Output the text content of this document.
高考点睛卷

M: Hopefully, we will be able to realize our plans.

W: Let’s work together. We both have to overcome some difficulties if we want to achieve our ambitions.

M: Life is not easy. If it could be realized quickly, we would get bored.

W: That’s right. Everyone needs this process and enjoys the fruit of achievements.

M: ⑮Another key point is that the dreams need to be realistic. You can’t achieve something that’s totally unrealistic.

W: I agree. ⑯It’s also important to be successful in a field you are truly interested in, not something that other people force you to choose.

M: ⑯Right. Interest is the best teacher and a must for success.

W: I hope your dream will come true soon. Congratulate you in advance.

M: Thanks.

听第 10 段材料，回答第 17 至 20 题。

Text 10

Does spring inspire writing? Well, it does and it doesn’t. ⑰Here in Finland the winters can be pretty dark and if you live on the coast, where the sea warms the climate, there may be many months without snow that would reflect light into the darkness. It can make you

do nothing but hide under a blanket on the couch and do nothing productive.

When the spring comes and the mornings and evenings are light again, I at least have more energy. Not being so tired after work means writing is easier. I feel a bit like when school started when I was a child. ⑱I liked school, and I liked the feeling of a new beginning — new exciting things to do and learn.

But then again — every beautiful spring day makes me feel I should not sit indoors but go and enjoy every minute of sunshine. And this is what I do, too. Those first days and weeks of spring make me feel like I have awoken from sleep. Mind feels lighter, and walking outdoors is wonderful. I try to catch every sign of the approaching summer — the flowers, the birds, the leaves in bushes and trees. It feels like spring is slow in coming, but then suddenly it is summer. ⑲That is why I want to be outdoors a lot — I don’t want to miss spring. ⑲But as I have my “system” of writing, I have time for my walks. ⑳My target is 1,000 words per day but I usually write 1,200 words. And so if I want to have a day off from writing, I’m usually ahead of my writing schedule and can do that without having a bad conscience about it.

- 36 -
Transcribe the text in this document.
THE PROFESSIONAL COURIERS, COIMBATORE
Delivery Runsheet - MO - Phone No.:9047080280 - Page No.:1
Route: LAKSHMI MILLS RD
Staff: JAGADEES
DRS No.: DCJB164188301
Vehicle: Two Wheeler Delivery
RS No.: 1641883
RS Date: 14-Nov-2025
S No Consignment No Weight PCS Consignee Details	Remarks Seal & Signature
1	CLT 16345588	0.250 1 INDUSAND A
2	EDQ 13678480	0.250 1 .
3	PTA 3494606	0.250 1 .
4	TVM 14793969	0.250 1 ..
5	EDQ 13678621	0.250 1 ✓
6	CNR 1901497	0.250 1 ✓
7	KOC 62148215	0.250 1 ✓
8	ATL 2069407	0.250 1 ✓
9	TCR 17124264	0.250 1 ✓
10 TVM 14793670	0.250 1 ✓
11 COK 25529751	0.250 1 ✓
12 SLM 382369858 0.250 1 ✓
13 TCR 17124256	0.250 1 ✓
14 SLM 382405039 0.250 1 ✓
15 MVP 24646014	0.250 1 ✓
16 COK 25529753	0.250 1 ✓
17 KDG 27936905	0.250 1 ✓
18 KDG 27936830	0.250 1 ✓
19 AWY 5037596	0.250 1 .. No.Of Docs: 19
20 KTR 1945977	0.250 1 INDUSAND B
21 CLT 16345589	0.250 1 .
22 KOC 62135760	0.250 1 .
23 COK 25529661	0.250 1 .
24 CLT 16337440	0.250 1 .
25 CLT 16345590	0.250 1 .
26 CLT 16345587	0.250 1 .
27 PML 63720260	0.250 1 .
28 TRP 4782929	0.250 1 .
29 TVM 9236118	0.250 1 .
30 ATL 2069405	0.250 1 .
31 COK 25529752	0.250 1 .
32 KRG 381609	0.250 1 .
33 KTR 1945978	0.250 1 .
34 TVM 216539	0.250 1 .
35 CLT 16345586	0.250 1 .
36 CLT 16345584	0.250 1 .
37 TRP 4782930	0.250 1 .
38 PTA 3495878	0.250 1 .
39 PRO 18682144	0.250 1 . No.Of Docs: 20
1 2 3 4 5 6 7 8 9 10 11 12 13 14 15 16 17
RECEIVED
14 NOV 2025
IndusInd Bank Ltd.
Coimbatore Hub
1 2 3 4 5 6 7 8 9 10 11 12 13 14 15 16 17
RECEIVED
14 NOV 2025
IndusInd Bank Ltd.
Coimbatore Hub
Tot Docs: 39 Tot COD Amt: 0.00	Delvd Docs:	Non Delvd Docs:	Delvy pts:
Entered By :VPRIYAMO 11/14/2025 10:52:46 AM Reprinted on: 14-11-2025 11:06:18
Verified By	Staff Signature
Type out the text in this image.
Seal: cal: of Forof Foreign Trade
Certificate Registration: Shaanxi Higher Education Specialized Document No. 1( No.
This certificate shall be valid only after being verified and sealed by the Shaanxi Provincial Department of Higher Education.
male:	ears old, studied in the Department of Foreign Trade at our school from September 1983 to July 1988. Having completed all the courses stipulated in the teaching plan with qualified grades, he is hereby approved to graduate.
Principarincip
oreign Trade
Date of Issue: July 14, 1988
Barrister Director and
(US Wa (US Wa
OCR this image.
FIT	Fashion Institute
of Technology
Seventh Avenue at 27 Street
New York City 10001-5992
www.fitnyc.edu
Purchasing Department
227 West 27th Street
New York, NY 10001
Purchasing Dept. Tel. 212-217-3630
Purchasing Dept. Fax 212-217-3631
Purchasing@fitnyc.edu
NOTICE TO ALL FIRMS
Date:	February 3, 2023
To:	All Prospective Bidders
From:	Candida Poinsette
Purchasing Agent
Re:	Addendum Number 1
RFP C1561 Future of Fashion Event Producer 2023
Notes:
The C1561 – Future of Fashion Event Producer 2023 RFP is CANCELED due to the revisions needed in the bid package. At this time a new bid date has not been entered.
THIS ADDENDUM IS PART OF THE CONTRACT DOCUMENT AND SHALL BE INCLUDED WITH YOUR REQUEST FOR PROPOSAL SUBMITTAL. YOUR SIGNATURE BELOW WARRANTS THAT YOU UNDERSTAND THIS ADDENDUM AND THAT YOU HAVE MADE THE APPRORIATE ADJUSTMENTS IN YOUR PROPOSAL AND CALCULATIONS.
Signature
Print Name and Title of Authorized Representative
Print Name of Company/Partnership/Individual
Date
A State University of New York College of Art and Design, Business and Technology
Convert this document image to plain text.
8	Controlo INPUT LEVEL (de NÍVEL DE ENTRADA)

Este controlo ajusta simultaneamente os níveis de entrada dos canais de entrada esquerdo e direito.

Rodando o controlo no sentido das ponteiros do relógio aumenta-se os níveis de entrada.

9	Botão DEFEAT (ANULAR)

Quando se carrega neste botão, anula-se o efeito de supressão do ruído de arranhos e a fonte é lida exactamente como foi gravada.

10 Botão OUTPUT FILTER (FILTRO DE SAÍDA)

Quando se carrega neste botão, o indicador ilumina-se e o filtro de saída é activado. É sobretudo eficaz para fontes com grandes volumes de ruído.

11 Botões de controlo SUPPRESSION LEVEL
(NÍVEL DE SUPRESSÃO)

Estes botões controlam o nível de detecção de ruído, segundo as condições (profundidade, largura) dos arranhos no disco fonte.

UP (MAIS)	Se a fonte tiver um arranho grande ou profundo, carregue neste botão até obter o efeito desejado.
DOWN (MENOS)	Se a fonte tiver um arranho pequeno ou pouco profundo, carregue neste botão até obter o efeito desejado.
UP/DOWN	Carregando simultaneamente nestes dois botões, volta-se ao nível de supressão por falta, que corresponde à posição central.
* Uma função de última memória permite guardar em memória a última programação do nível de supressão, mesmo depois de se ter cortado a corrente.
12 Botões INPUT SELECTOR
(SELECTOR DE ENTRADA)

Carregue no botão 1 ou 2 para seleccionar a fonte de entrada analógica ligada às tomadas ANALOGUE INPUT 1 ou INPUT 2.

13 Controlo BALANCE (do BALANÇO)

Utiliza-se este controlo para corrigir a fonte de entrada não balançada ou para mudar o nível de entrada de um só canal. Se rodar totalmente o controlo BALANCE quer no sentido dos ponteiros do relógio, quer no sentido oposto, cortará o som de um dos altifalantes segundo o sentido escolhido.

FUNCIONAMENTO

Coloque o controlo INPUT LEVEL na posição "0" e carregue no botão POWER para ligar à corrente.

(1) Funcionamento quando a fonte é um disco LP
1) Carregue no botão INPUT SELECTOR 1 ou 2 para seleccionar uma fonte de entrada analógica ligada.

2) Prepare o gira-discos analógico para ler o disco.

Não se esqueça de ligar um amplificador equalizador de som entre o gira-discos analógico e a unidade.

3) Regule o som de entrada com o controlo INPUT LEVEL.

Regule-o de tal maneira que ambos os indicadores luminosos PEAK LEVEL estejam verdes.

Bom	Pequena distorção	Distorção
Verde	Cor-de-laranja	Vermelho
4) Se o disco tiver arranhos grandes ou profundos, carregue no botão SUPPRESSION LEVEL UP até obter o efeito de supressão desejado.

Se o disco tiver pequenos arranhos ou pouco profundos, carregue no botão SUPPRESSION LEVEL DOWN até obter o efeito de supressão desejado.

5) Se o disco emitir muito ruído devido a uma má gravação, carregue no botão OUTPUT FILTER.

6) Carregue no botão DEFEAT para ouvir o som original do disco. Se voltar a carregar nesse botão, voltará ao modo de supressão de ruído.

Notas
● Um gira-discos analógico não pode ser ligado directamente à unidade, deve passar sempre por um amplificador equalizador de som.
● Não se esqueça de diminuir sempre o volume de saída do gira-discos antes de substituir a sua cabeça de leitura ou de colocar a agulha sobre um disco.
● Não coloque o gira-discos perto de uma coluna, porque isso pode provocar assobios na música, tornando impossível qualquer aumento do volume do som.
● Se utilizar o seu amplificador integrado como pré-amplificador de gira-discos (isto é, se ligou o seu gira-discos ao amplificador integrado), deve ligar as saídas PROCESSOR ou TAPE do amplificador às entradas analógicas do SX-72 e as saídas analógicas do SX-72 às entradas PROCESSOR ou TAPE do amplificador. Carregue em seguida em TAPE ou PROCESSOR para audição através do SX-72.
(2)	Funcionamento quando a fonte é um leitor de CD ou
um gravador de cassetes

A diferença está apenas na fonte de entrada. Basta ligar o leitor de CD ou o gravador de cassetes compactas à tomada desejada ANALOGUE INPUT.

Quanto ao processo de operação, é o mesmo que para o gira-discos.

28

• **EXERCISE**
The answer is the number of lines in the preceding material that hold "equalizador"; write that number and nothing else.

• **THE ANSWER**
2